§ **Written request**: With the pictures left out, return exactly the lines from the one containing "OCR this image." through the end of the listing below.

** Begin Material **

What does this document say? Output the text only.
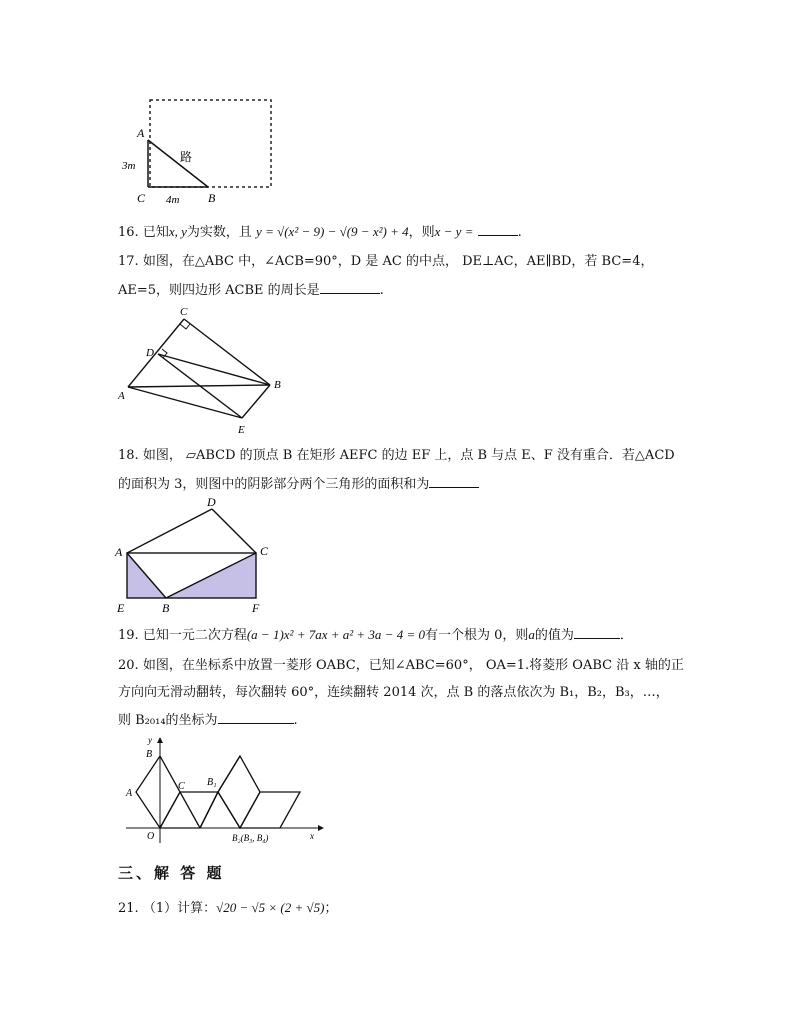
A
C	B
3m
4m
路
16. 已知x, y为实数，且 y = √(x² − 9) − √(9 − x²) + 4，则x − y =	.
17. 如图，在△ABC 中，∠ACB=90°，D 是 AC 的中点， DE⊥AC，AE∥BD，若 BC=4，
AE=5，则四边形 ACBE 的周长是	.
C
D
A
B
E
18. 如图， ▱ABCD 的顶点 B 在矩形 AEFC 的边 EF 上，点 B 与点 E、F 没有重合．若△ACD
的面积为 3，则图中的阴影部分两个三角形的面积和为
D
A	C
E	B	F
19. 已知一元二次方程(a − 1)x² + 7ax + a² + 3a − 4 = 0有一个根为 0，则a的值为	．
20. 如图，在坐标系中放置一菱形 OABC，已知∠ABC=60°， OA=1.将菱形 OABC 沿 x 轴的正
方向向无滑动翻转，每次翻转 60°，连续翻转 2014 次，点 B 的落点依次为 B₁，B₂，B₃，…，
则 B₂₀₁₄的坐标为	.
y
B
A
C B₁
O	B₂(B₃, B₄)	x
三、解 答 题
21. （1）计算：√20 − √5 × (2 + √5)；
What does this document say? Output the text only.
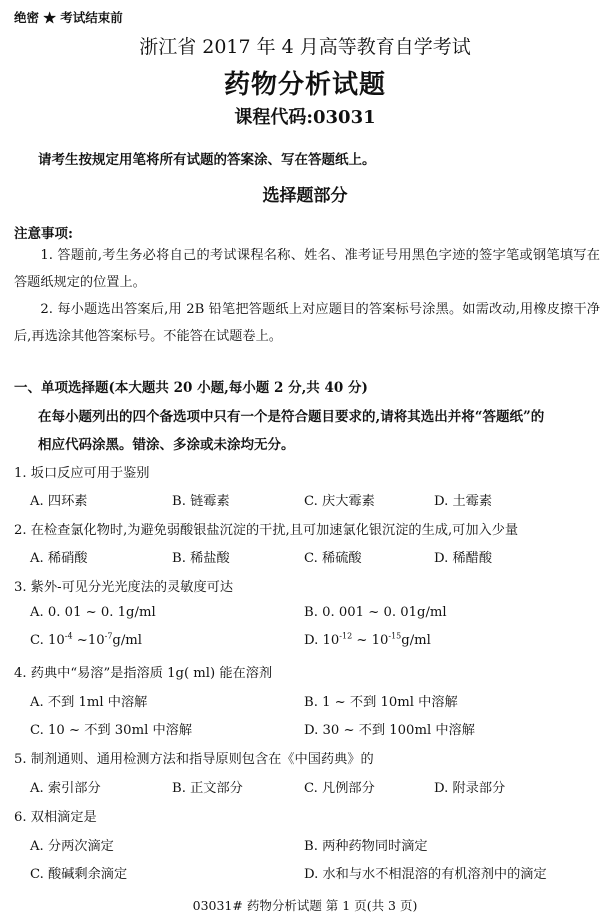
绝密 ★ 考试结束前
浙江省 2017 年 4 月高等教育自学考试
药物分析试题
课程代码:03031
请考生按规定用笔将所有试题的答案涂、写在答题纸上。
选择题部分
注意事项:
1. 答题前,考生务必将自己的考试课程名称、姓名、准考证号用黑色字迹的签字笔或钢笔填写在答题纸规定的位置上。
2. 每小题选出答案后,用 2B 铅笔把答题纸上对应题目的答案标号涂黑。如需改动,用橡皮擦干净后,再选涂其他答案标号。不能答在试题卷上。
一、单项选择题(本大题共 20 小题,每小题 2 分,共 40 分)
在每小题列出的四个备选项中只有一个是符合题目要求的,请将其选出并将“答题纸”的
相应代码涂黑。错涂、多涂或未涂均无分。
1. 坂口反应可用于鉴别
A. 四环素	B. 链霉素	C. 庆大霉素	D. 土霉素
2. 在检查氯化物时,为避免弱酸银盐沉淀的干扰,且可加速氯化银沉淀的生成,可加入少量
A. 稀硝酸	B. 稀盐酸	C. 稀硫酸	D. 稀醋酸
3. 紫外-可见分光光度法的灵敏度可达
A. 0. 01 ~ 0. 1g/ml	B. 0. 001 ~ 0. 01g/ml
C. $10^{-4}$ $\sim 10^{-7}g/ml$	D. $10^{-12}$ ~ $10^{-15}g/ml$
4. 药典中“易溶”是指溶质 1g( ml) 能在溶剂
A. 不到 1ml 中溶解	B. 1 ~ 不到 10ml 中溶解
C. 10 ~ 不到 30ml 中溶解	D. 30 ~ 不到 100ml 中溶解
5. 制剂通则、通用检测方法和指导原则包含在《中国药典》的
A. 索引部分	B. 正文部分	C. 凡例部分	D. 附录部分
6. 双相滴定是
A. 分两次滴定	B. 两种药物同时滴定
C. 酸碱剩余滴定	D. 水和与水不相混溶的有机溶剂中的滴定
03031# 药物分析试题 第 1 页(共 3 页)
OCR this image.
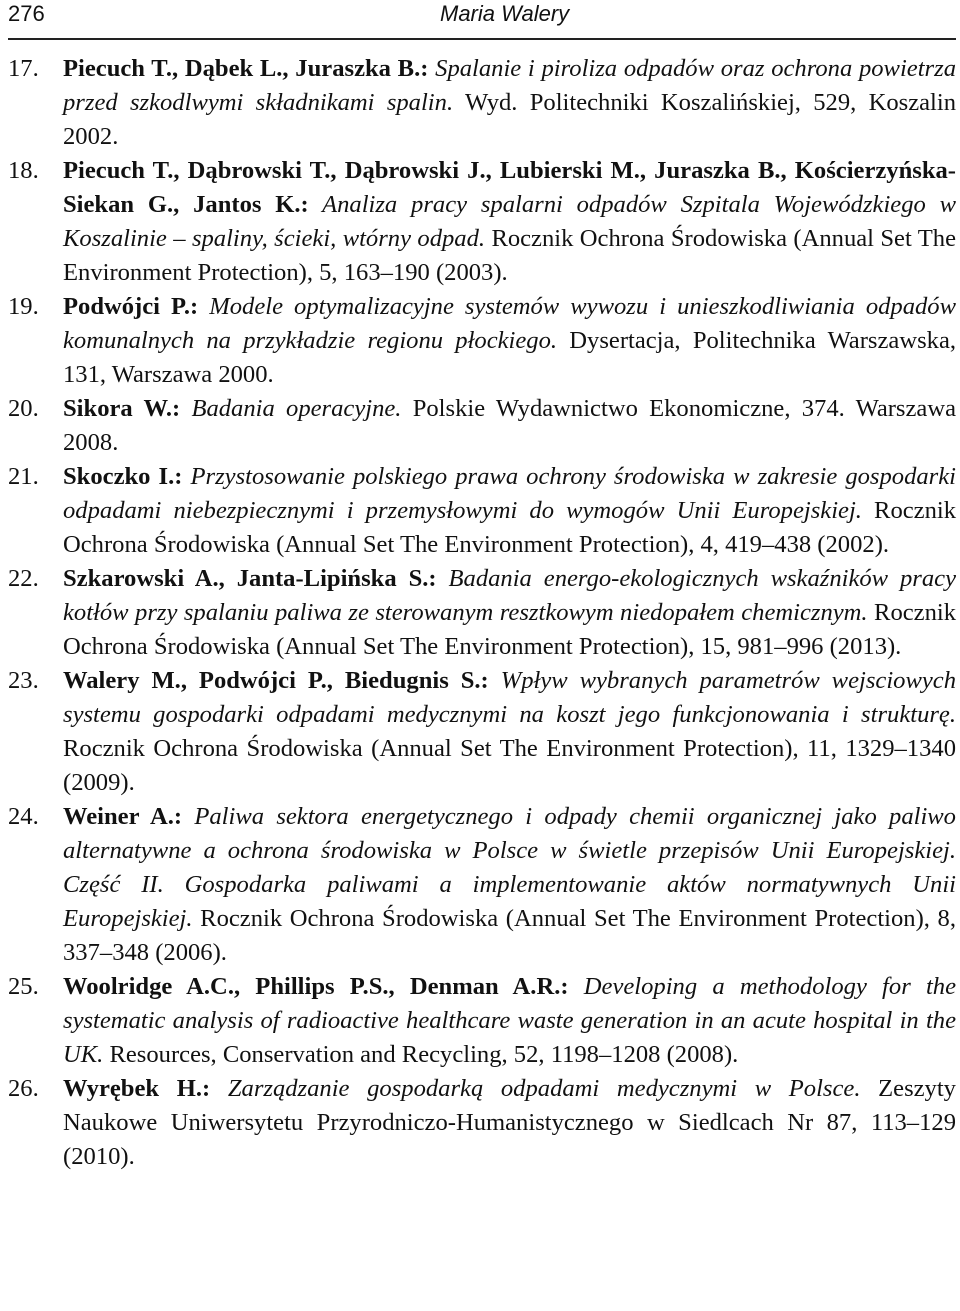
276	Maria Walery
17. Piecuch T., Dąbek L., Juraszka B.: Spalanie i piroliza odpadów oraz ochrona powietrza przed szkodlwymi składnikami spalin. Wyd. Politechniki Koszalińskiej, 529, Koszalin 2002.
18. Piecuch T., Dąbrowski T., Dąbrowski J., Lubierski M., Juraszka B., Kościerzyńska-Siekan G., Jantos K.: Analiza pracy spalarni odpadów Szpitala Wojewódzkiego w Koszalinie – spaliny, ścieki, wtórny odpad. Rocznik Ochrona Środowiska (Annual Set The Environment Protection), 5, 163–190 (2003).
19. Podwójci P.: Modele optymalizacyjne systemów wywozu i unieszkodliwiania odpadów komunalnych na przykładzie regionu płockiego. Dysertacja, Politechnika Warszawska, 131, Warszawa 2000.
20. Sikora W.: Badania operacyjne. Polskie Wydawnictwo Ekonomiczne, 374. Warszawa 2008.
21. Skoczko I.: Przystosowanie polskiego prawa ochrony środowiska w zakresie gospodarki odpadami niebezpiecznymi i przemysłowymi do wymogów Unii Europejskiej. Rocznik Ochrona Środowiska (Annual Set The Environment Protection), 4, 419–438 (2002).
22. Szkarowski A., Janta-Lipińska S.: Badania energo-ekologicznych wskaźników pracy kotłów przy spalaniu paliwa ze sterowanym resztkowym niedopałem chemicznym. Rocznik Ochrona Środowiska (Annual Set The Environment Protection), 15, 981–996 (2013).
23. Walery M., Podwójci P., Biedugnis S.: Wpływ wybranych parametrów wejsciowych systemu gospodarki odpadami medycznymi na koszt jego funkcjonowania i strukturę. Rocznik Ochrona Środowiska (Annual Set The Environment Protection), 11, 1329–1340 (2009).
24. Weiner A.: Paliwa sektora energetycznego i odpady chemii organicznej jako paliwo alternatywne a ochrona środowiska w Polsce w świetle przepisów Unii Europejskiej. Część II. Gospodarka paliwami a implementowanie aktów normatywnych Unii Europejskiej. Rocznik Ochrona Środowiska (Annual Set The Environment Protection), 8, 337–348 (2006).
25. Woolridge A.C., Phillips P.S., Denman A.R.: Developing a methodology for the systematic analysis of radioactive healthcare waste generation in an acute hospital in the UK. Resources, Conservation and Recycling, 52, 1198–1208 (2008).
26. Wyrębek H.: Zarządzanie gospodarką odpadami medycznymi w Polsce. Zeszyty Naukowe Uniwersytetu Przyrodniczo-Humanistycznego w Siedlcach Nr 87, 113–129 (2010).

** End Material **

§ **Solved exercise**:
OCR this image.
276	Maria Walery
17. Piecuch T., Dąbek L., Juraszka B.: Spalanie i piroliza odpadów oraz ochrona powietrza przed szkodlwymi składnikami spalin. Wyd. Politechniki Koszalińskiej, 529, Koszalin 2002.
18. Piecuch T., Dąbrowski T., Dąbrowski J., Lubierski M., Juraszka B., Kościerzyńska-Siekan G., Jantos K.: Analiza pracy spalarni odpadów Szpitala Wojewódzkiego w Koszalinie – spaliny, ścieki, wtórny odpad. Rocznik Ochrona Środowiska (Annual Set The Environment Protection), 5, 163–190 (2003).
19. Podwójci P.: Modele optymalizacyjne systemów wywozu i unieszkodliwiania odpadów komunalnych na przykładzie regionu płockiego. Dysertacja, Politechnika Warszawska, 131, Warszawa 2000.
20. Sikora W.: Badania operacyjne. Polskie Wydawnictwo Ekonomiczne, 374. Warszawa 2008.
21. Skoczko I.: Przystosowanie polskiego prawa ochrony środowiska w zakresie gospodarki odpadami niebezpiecznymi i przemysłowymi do wymogów Unii Europejskiej. Rocznik Ochrona Środowiska (Annual Set The Environment Protection), 4, 419–438 (2002).
22. Szkarowski A., Janta-Lipińska S.: Badania energo-ekologicznych wskaźników pracy kotłów przy spalaniu paliwa ze sterowanym resztkowym niedopałem chemicznym. Rocznik Ochrona Środowiska (Annual Set The Environment Protection), 15, 981–996 (2013).
23. Walery M., Podwójci P., Biedugnis S.: Wpływ wybranych parametrów wejsciowych systemu gospodarki odpadami medycznymi na koszt jego funkcjonowania i strukturę. Rocznik Ochrona Środowiska (Annual Set The Environment Protection), 11, 1329–1340 (2009).
24. Weiner A.: Paliwa sektora energetycznego i odpady chemii organicznej jako paliwo alternatywne a ochrona środowiska w Polsce w świetle przepisów Unii Europejskiej. Część II. Gospodarka paliwami a implementowanie aktów normatywnych Unii Europejskiej. Rocznik Ochrona Środowiska (Annual Set The Environment Protection), 8, 337–348 (2006).
25. Woolridge A.C., Phillips P.S., Denman A.R.: Developing a methodology for the systematic analysis of radioactive healthcare waste generation in an acute hospital in the UK. Resources, Conservation and Recycling, 52, 1198–1208 (2008).
26. Wyrębek H.: Zarządzanie gospodarką odpadami medycznymi w Polsce. Zeszyty Naukowe Uniwersytetu Przyrodniczo-Humanistycznego w Siedlcach Nr 87, 113–129 (2010).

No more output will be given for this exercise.